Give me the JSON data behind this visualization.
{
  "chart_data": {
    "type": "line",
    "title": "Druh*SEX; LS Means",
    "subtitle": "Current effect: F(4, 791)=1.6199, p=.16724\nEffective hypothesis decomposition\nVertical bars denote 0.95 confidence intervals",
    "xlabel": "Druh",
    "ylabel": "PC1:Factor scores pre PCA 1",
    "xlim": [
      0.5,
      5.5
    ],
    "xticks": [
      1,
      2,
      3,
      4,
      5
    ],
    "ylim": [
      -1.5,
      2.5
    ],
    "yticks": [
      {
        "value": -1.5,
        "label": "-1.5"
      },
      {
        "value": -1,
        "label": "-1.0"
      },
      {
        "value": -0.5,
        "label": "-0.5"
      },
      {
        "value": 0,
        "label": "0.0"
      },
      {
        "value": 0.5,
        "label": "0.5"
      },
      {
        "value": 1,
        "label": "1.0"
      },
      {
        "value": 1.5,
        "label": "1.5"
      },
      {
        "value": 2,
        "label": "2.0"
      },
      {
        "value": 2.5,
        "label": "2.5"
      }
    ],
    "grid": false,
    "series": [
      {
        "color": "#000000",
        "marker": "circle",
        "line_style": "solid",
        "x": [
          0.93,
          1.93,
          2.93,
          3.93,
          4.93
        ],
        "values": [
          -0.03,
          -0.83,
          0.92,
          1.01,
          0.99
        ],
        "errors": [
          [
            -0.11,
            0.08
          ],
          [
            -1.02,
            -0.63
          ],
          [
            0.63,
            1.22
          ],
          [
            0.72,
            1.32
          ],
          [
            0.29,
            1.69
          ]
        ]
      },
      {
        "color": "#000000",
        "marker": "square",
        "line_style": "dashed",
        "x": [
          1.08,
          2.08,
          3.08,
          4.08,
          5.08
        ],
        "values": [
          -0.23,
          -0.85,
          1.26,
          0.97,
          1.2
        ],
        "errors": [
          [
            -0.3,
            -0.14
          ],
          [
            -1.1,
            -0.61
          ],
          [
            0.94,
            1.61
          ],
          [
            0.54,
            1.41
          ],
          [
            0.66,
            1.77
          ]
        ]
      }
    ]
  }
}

···

**INSTRUCTIONS FOR THE TASK:** Write every record out again, unaltered.

**REPLY TO THE TASK:**
Give me the JSON data behind this visualization.
{
  "chart_data": {
    "type": "line",
    "title": "Druh*SEX; LS Means",
    "subtitle": "Current effect: F(4, 791)=1.6199, p=.16724\nEffective hypothesis decomposition\nVertical bars denote 0.95 confidence intervals",
    "xlabel": "Druh",
    "ylabel": "PC1:Factor scores pre PCA 1",
    "xlim": [
      0.5,
      5.5
    ],
    "xticks": [
      1,
      2,
      3,
      4,
      5
    ],
    "ylim": [
      -1.5,
      2.5
    ],
    "yticks": [
      {
        "value": -1.5,
        "label": "-1.5"
      },
      {
        "value": -1,
        "label": "-1.0"
      },
      {
        "value": -0.5,
        "label": "-0.5"
      },
      {
        "value": 0,
        "label": "0.0"
      },
      {
        "value": 0.5,
        "label": "0.5"
      },
      {
        "value": 1,
        "label": "1.0"
      },
      {
        "value": 1.5,
        "label": "1.5"
      },
      {
        "value": 2,
        "label": "2.0"
      },
      {
        "value": 2.5,
        "label": "2.5"
      }
    ],
    "grid": false,
    "series": [
      {
        "color": "#000000",
        "marker": "circle",
        "line_style": "solid",
        "x": [
          0.93,
          1.93,
          2.93,
          3.93,
          4.93
        ],
        "values": [
          -0.03,
          -0.83,
          0.92,
          1.01,
          0.99
        ],
        "errors": [
          [
            -0.11,
            0.08
          ],
          [
            -1.02,
            -0.63
          ],
          [
            0.63,
            1.22
          ],
          [
            0.72,
            1.32
          ],
          [
            0.29,
            1.69
          ]
        ]
      },
      {
        "color": "#000000",
        "marker": "square",
        "line_style": "dashed",
        "x": [
          1.08,
          2.08,
          3.08,
          4.08,
          5.08
        ],
        "values": [
          -0.23,
          -0.85,
          1.26,
          0.97,
          1.2
        ],
        "errors": [
          [
            -0.3,
            -0.14
          ],
          [
            -1.1,
            -0.61
          ],
          [
            0.94,
            1.61
          ],
          [
            0.54,
            1.41
          ],
          [
            0.66,
            1.77
          ]
        ]
      }
    ]
  }
}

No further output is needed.